Extracted data:
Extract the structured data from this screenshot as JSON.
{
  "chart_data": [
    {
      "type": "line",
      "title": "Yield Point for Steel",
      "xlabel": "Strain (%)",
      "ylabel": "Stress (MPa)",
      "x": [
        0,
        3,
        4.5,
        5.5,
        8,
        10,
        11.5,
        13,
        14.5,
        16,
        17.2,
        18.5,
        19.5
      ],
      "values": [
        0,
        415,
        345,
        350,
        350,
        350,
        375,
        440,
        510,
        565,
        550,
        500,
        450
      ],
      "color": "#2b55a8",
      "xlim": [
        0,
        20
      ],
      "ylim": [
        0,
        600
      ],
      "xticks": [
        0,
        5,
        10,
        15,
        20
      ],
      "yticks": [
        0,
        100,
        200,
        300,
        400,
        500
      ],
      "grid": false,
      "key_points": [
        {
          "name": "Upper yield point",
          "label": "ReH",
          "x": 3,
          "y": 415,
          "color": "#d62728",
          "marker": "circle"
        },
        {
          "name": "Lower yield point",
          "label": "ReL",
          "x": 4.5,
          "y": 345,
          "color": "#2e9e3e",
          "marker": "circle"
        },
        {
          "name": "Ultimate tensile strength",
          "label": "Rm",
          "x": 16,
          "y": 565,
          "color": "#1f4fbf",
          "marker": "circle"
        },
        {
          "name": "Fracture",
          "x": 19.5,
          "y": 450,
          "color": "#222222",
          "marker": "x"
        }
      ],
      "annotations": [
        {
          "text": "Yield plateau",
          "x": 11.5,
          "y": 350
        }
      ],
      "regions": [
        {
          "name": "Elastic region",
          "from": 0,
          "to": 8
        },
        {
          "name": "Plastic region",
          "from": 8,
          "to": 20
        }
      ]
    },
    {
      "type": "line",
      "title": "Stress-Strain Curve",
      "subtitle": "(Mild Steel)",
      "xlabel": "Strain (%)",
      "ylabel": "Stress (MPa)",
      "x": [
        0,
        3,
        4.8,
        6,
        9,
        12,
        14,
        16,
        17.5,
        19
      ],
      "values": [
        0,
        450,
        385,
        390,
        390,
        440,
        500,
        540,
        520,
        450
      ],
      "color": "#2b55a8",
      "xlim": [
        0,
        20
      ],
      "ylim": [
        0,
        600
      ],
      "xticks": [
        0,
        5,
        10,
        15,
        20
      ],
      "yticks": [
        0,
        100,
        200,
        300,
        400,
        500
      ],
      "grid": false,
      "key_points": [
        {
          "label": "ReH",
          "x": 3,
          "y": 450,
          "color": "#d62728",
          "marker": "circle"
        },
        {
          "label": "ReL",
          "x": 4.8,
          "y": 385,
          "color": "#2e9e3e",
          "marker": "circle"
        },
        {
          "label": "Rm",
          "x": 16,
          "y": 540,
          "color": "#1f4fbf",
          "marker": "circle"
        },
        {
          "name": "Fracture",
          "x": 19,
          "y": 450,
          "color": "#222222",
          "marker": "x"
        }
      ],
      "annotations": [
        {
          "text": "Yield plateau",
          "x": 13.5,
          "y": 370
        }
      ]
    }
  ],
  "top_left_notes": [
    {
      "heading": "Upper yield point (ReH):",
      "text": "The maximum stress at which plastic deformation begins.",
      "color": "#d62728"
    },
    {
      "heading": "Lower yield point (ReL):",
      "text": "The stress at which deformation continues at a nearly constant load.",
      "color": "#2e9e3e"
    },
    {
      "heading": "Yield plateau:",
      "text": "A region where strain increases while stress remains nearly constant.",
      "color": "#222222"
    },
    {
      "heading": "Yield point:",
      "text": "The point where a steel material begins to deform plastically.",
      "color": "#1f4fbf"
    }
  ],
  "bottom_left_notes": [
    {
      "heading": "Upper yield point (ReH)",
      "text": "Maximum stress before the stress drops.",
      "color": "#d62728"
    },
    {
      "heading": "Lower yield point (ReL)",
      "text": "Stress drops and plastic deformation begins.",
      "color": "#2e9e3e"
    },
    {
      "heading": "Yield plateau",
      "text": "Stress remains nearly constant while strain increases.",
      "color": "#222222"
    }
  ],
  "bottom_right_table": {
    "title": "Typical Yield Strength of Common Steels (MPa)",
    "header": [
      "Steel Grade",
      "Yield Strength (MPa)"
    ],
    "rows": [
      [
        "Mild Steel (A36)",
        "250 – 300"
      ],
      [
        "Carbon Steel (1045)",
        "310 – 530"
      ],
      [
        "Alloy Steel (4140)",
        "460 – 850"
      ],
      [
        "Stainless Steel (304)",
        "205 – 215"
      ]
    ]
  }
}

Goal: Faithfully copy every entry, leaving nothing out.

Finished answer:
Extract the structured data from this screenshot as JSON.
{
  "chart_data": [
    {
      "type": "line",
      "title": "Yield Point for Steel",
      "xlabel": "Strain (%)",
      "ylabel": "Stress (MPa)",
      "x": [
        0,
        3,
        4.5,
        5.5,
        8,
        10,
        11.5,
        13,
        14.5,
        16,
        17.2,
        18.5,
        19.5
      ],
      "values": [
        0,
        415,
        345,
        350,
        350,
        350,
        375,
        440,
        510,
        565,
        550,
        500,
        450
      ],
      "color": "#2b55a8",
      "xlim": [
        0,
        20
      ],
      "ylim": [
        0,
        600
      ],
      "xticks": [
        0,
        5,
        10,
        15,
        20
      ],
      "yticks": [
        0,
        100,
        200,
        300,
        400,
        500
      ],
      "grid": false,
      "key_points": [
        {
          "name": "Upper yield point",
          "label": "ReH",
          "x": 3,
          "y": 415,
          "color": "#d62728",
          "marker": "circle"
        },
        {
          "name": "Lower yield point",
          "label": "ReL",
          "x": 4.5,
          "y": 345,
          "color": "#2e9e3e",
          "marker": "circle"
        },
        {
          "name": "Ultimate tensile strength",
          "label": "Rm",
          "x": 16,
          "y": 565,
          "color": "#1f4fbf",
          "marker": "circle"
        },
        {
          "name": "Fracture",
          "x": 19.5,
          "y": 450,
          "color": "#222222",
          "marker": "x"
        }
      ],
      "annotations": [
        {
          "text": "Yield plateau",
          "x": 11.5,
          "y": 350
        }
      ],
      "regions": [
        {
          "name": "Elastic region",
          "from": 0,
          "to": 8
        },
        {
          "name": "Plastic region",
          "from": 8,
          "to": 20
        }
      ]
    },
    {
      "type": "line",
      "title": "Stress-Strain Curve",
      "subtitle": "(Mild Steel)",
      "xlabel": "Strain (%)",
      "ylabel": "Stress (MPa)",
      "x": [
        0,
        3,
        4.8,
        6,
        9,
        12,
        14,
        16,
        17.5,
        19
      ],
      "values": [
        0,
        450,
        385,
        390,
        390,
        440,
        500,
        540,
        520,
        450
      ],
      "color": "#2b55a8",
      "xlim": [
        0,
        20
      ],
      "ylim": [
        0,
        600
      ],
      "xticks": [
        0,
        5,
        10,
        15,
        20
      ],
      "yticks": [
        0,
        100,
        200,
        300,
        400,
        500
      ],
      "grid": false,
      "key_points": [
        {
          "label": "ReH",
          "x": 3,
          "y": 450,
          "color": "#d62728",
          "marker": "circle"
        },
        {
          "label": "ReL",
          "x": 4.8,
          "y": 385,
          "color": "#2e9e3e",
          "marker": "circle"
        },
        {
          "label": "Rm",
          "x": 16,
          "y": 540,
          "color": "#1f4fbf",
          "marker": "circle"
        },
        {
          "name": "Fracture",
          "x": 19,
          "y": 450,
          "color": "#222222",
          "marker": "x"
        }
      ],
      "annotations": [
        {
          "text": "Yield plateau",
          "x": 13.5,
          "y": 370
        }
      ]
    }
  ],
  "top_left_notes": [
    {
      "heading": "Upper yield point (ReH):",
      "text": "The maximum stress at which plastic deformation begins.",
      "color": "#d62728"
    },
    {
      "heading": "Lower yield point (ReL):",
      "text": "The stress at which deformation continues at a nearly constant load.",
      "color": "#2e9e3e"
    },
    {
      "heading": "Yield plateau:",
      "text": "A region where strain increases while stress remains nearly constant.",
      "color": "#222222"
    },
    {
      "heading": "Yield point:",
      "text": "The point where a steel material begins to deform plastically.",
      "color": "#1f4fbf"
    }
  ],
  "bottom_left_notes": [
    {
      "heading": "Upper yield point (ReH)",
      "text": "Maximum stress before the stress drops.",
      "color": "#d62728"
    },
    {
      "heading": "Lower yield point (ReL)",
      "text": "Stress drops and plastic deformation begins.",
      "color": "#2e9e3e"
    },
    {
      "heading": "Yield plateau",
      "text": "Stress remains nearly constant while strain increases.",
      "color": "#222222"
    }
  ],
  "bottom_right_table": {
    "title": "Typical Yield Strength of Common Steels (MPa)",
    "header": [
      "Steel Grade",
      "Yield Strength (MPa)"
    ],
    "rows": [
      [
        "Mild Steel (A36)",
        "250 – 300"
      ],
      [
        "Carbon Steel (1045)",
        "310 – 530"
      ],
      [
        "Alloy Steel (4140)",
        "460 – 850"
      ],
      [
        "Stainless Steel (304)",
        "205 – 215"
      ]
    ]
  }
}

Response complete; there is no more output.